→ Problem:
Show all lines that include the string "content"; copy each one.

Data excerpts
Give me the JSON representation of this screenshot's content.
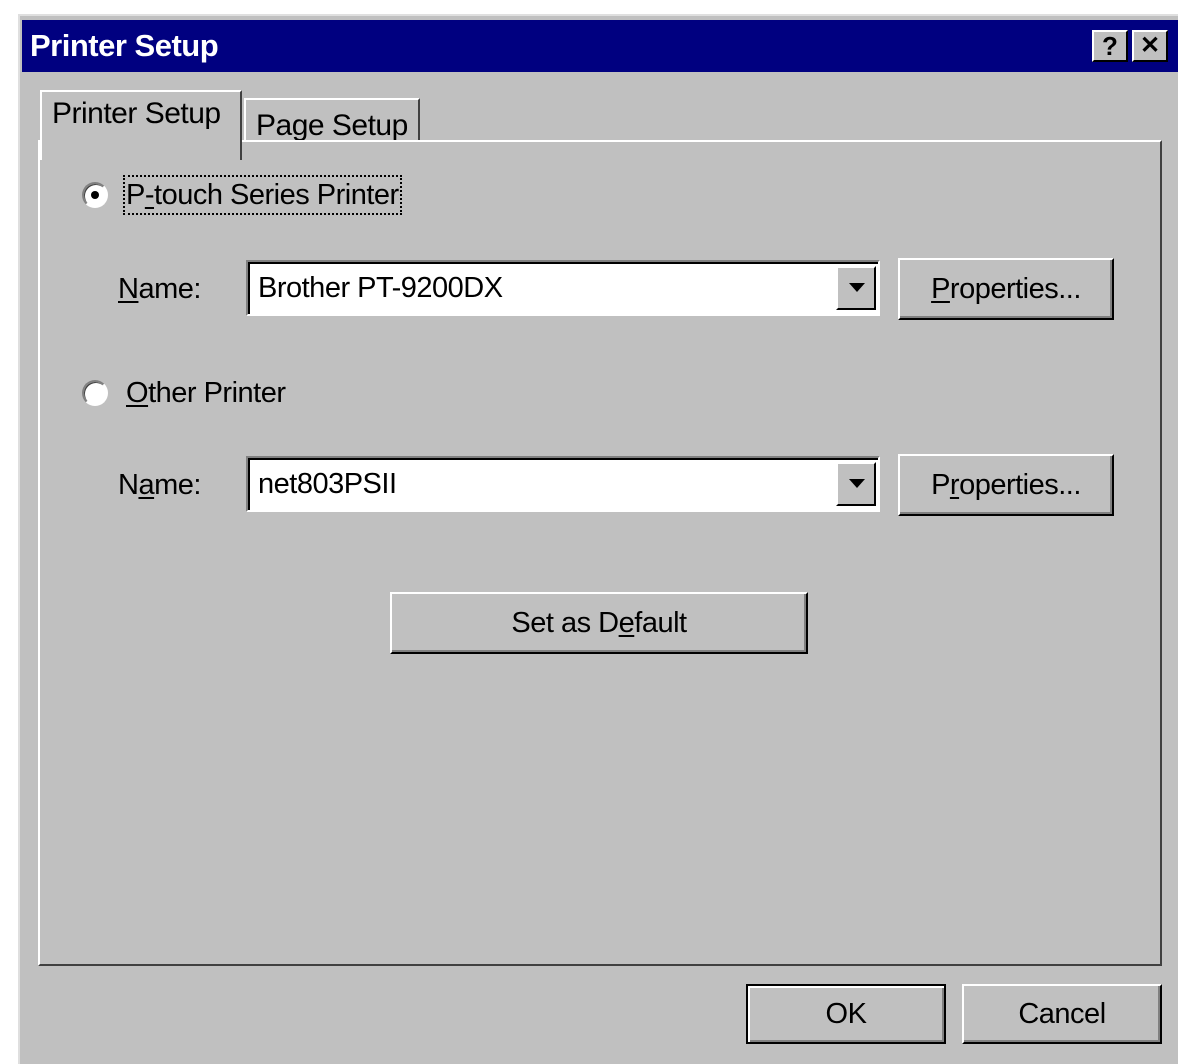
{
  "window": {
    "title": "Printer Setup",
    "help_glyph": "?",
    "close_glyph": "✕"
  },
  "tabs": [
    {
      "label": "Printer Setup",
      "active": true
    },
    {
      "label": "Page Setup",
      "active": false
    }
  ],
  "ptouch_option": {
    "label_pre": "P",
    "label_mnemonic": "-",
    "label_post": "touch Series Printer",
    "selected": true,
    "name_label_mnemonic": "N",
    "name_label_post": "ame:",
    "printer_name": "Brother PT-9200DX",
    "properties_mnemonic": "P",
    "properties_post": "roperties..."
  },
  "other_option": {
    "label_mnemonic": "O",
    "label_post": "ther Printer",
    "selected": false,
    "name_label_pre": "N",
    "name_label_mnemonic": "a",
    "name_label_post": "me:",
    "printer_name": "net803PSII",
    "properties_pre": "P",
    "properties_mnemonic": "r",
    "properties_post": "operties..."
  },
  "set_default": {
    "pre": "Set as D",
    "mnemonic": "e",
    "post": "fault"
  },
  "footer": {
    "ok_label": "OK",
    "cancel_label": "Cancel"
  },
  "icons": {
    "dropdown": "chevron-down-icon",
    "help": "help-icon",
    "close": "close-icon"
  }
}
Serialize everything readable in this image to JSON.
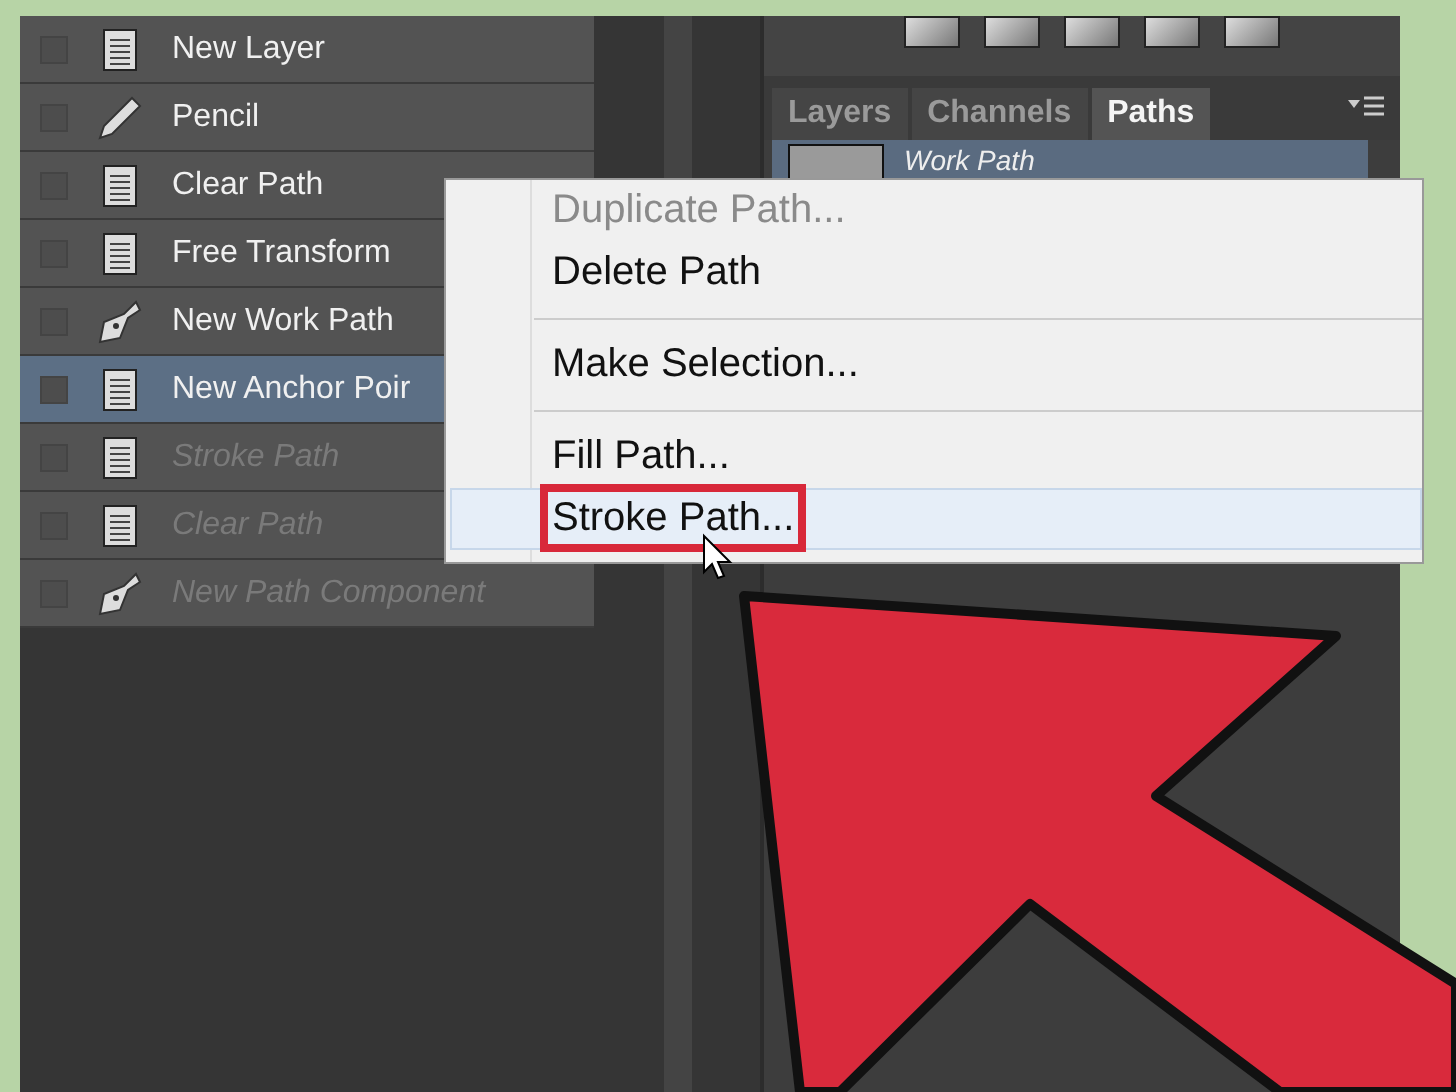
{
  "history": {
    "items": [
      {
        "label": "New Layer",
        "kind": "doc",
        "selected": false,
        "disabled": false
      },
      {
        "label": "Pencil",
        "kind": "pencil",
        "selected": false,
        "disabled": false
      },
      {
        "label": "Clear Path",
        "kind": "doc",
        "selected": false,
        "disabled": false
      },
      {
        "label": "Free Transform",
        "kind": "doc",
        "selected": false,
        "disabled": false
      },
      {
        "label": "New Work Path",
        "kind": "pen",
        "selected": false,
        "disabled": false
      },
      {
        "label": "New Anchor Poir",
        "kind": "doc",
        "selected": true,
        "disabled": false
      },
      {
        "label": "Stroke Path",
        "kind": "doc",
        "selected": false,
        "disabled": true
      },
      {
        "label": "Clear Path",
        "kind": "doc",
        "selected": false,
        "disabled": true
      },
      {
        "label": "New Path Component",
        "kind": "pen",
        "selected": false,
        "disabled": true
      }
    ]
  },
  "panel": {
    "tabs": [
      {
        "label": "Layers",
        "selected": false
      },
      {
        "label": "Channels",
        "selected": false
      },
      {
        "label": "Paths",
        "selected": true
      }
    ],
    "paths": [
      {
        "name": "Work Path",
        "selected": true
      }
    ]
  },
  "context_menu": {
    "groups": [
      [
        {
          "label": "Duplicate Path...",
          "disabled": true,
          "selected": false
        },
        {
          "label": "Delete Path",
          "disabled": false,
          "selected": false
        }
      ],
      [
        {
          "label": "Make Selection...",
          "disabled": false,
          "selected": false
        }
      ],
      [
        {
          "label": "Fill Path...",
          "disabled": false,
          "selected": false
        },
        {
          "label": "Stroke Path...",
          "disabled": false,
          "selected": true
        }
      ]
    ]
  }
}
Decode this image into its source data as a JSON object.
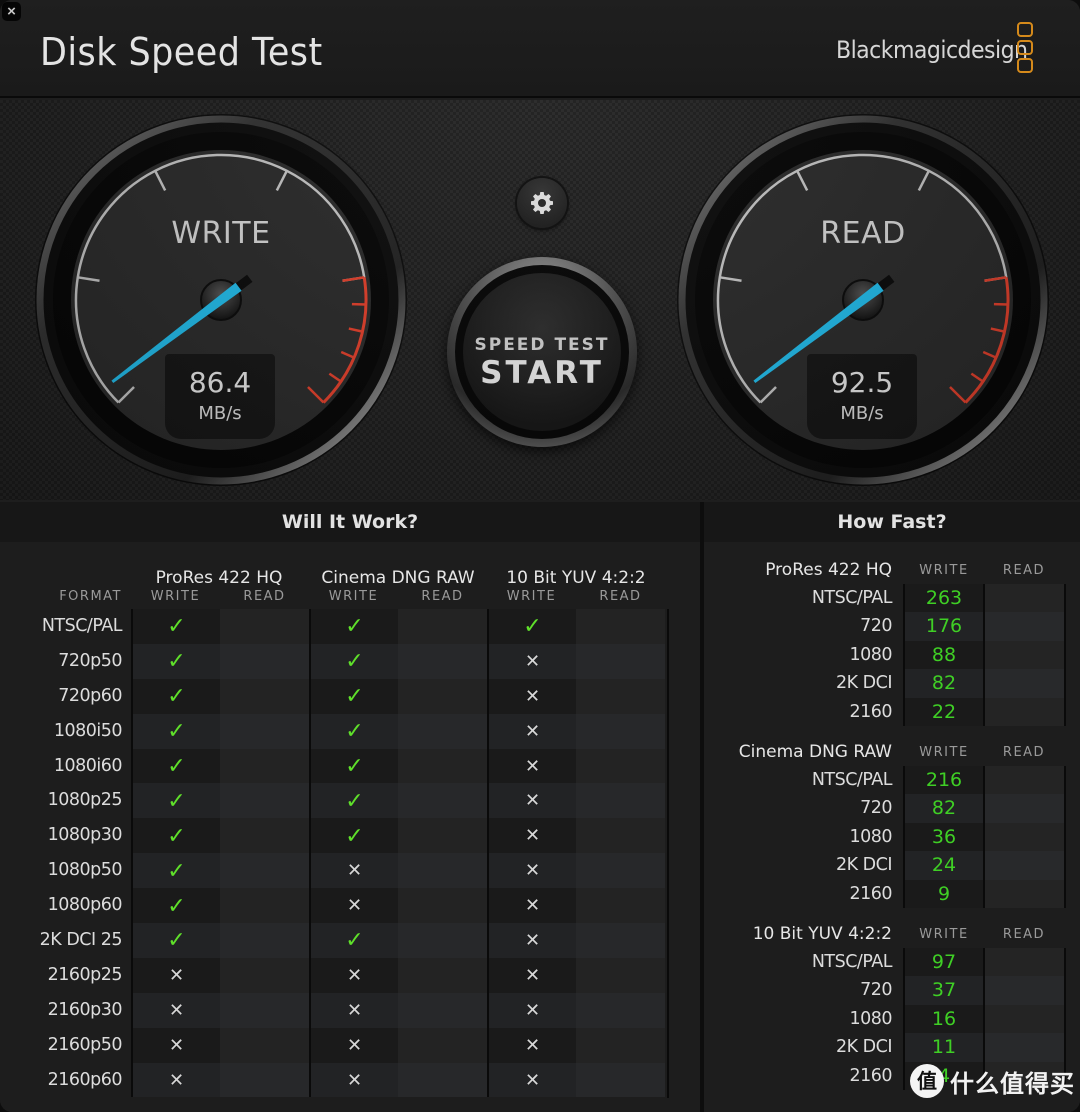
{
  "window": {
    "close_glyph": "×"
  },
  "header": {
    "title": "Disk Speed Test",
    "brand": "Blackmagicdesign",
    "brand_color": "#d58a1b"
  },
  "gauges": {
    "write": {
      "label": "WRITE",
      "value": "86.4",
      "unit": "MB/s",
      "needle_fraction": 0.1
    },
    "read": {
      "label": "READ",
      "value": "92.5",
      "unit": "MB/s",
      "needle_fraction": 0.1
    },
    "needle_color": "#22c0f0",
    "redline_color": "#e8412c"
  },
  "controls": {
    "settings_icon": "gear-icon",
    "start_small": "SPEED TEST",
    "start_big": "START"
  },
  "will_it_work": {
    "title": "Will It Work?",
    "format_header": "FORMAT",
    "codecs": [
      "ProRes 422 HQ",
      "Cinema DNG RAW",
      "10 Bit YUV 4:2:2"
    ],
    "subcols": [
      "WRITE",
      "READ"
    ],
    "ok_glyph": "✓",
    "no_glyph": "✕",
    "rows": [
      {
        "format": "NTSC/PAL",
        "prores_w": "ok",
        "dng_w": "ok",
        "yuv_w": "ok"
      },
      {
        "format": "720p50",
        "prores_w": "ok",
        "dng_w": "ok",
        "yuv_w": "no"
      },
      {
        "format": "720p60",
        "prores_w": "ok",
        "dng_w": "ok",
        "yuv_w": "no"
      },
      {
        "format": "1080i50",
        "prores_w": "ok",
        "dng_w": "ok",
        "yuv_w": "no"
      },
      {
        "format": "1080i60",
        "prores_w": "ok",
        "dng_w": "ok",
        "yuv_w": "no"
      },
      {
        "format": "1080p25",
        "prores_w": "ok",
        "dng_w": "ok",
        "yuv_w": "no"
      },
      {
        "format": "1080p30",
        "prores_w": "ok",
        "dng_w": "ok",
        "yuv_w": "no"
      },
      {
        "format": "1080p50",
        "prores_w": "ok",
        "dng_w": "no",
        "yuv_w": "no"
      },
      {
        "format": "1080p60",
        "prores_w": "ok",
        "dng_w": "no",
        "yuv_w": "no"
      },
      {
        "format": "2K DCI 25",
        "prores_w": "ok",
        "dng_w": "ok",
        "yuv_w": "no"
      },
      {
        "format": "2160p25",
        "prores_w": "no",
        "dng_w": "no",
        "yuv_w": "no"
      },
      {
        "format": "2160p30",
        "prores_w": "no",
        "dng_w": "no",
        "yuv_w": "no"
      },
      {
        "format": "2160p50",
        "prores_w": "no",
        "dng_w": "no",
        "yuv_w": "no"
      },
      {
        "format": "2160p60",
        "prores_w": "no",
        "dng_w": "no",
        "yuv_w": "no"
      }
    ]
  },
  "how_fast": {
    "title": "How Fast?",
    "write_header": "WRITE",
    "read_header": "READ",
    "sections": [
      {
        "codec": "ProRes 422 HQ",
        "rows": [
          {
            "format": "NTSC/PAL",
            "write": "263",
            "read": ""
          },
          {
            "format": "720",
            "write": "176",
            "read": ""
          },
          {
            "format": "1080",
            "write": "88",
            "read": ""
          },
          {
            "format": "2K DCI",
            "write": "82",
            "read": ""
          },
          {
            "format": "2160",
            "write": "22",
            "read": ""
          }
        ]
      },
      {
        "codec": "Cinema DNG RAW",
        "rows": [
          {
            "format": "NTSC/PAL",
            "write": "216",
            "read": ""
          },
          {
            "format": "720",
            "write": "82",
            "read": ""
          },
          {
            "format": "1080",
            "write": "36",
            "read": ""
          },
          {
            "format": "2K DCI",
            "write": "24",
            "read": ""
          },
          {
            "format": "2160",
            "write": "9",
            "read": ""
          }
        ]
      },
      {
        "codec": "10 Bit YUV 4:2:2",
        "rows": [
          {
            "format": "NTSC/PAL",
            "write": "97",
            "read": ""
          },
          {
            "format": "720",
            "write": "37",
            "read": ""
          },
          {
            "format": "1080",
            "write": "16",
            "read": ""
          },
          {
            "format": "2K DCI",
            "write": "11",
            "read": ""
          },
          {
            "format": "2160",
            "write": "4",
            "read": ""
          }
        ]
      }
    ]
  },
  "watermark": {
    "badge": "值",
    "text": "什么值得买"
  }
}
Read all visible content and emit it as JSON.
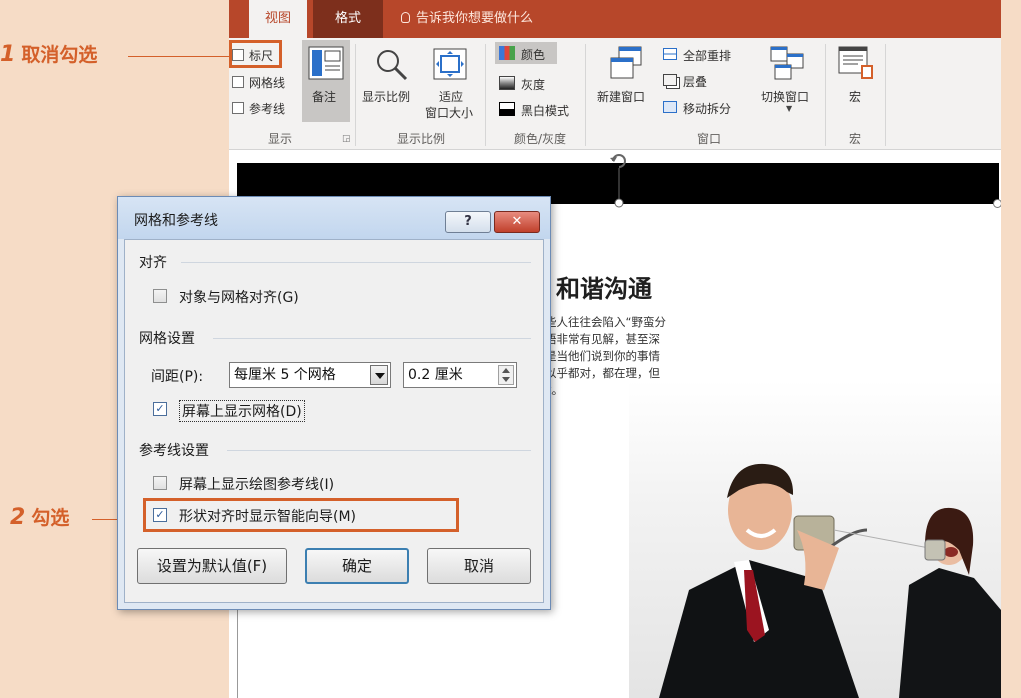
{
  "callouts": {
    "first": {
      "num": "1",
      "text": "取消勾选"
    },
    "second": {
      "num": "2",
      "text": "勾选"
    }
  },
  "ribbon": {
    "tabs": [
      {
        "label": "视图"
      },
      {
        "label": "格式"
      }
    ],
    "tell_me": "告诉我你想要做什么",
    "show": {
      "ruler": "标尺",
      "gridlines": "网格线",
      "guides": "参考线",
      "notes": "备注",
      "group": "显示"
    },
    "zoom": {
      "zoom": "显示比例",
      "fit_line1": "适应",
      "fit_line2": "窗口大小",
      "group": "显示比例"
    },
    "color": {
      "color": "颜色",
      "gray": "灰度",
      "bw": "黑白模式",
      "group": "颜色/灰度"
    },
    "window": {
      "new_window": "新建窗口",
      "arrange_all": "全部重排",
      "cascade": "层叠",
      "move_split": "移动拆分",
      "switch": "切换窗口",
      "group": "窗口"
    },
    "macros": {
      "macros": "宏",
      "group": "宏"
    }
  },
  "slide": {
    "title": "和谐沟通",
    "body": [
      "些人往往会陷入“野蛮分",
      "语非常有见解，甚至深",
      "是当他们说到你的事情",
      "以乎都对，都在理，但",
      "k。"
    ]
  },
  "dialog": {
    "title": "网格和参考线",
    "help": "?",
    "close": "✕",
    "align_section": "对齐",
    "snap_to_grid": "对象与网格对齐(G)",
    "grid_section": "网格设置",
    "spacing_label": "间距(P):",
    "spacing_value": "每厘米 5 个网格",
    "spacing_number": "0.2 厘米",
    "show_grid": "屏幕上显示网格(D)",
    "guides_section": "参考线设置",
    "show_guides": "屏幕上显示绘图参考线(I)",
    "smart_guides": "形状对齐时显示智能向导(M)",
    "set_default": "设置为默认值(F)",
    "ok": "确定",
    "cancel": "取消"
  },
  "colors": {
    "accent": "#d4602a",
    "ribbon": "#b7472a"
  }
}
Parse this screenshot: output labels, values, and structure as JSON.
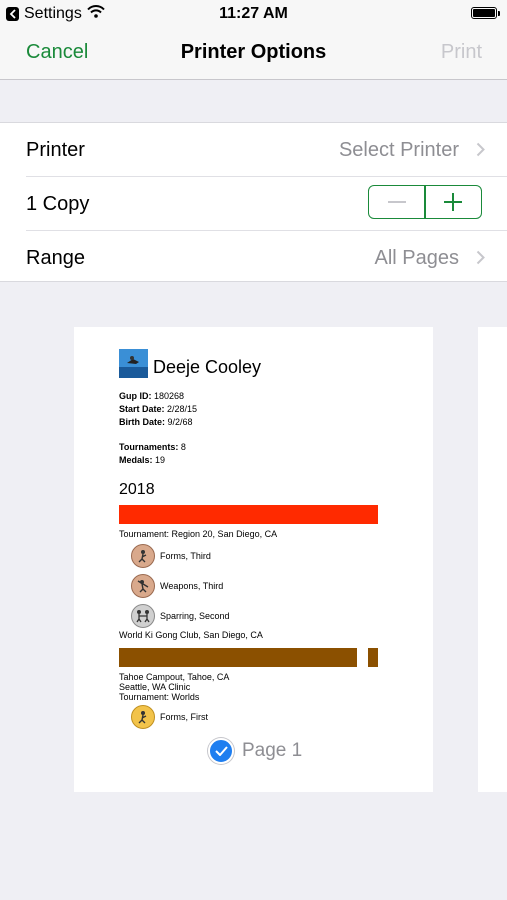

→ Result for this exercise:
Give me the JSON representation of this screenshot's content.
Read all visible content and emit it as JSON.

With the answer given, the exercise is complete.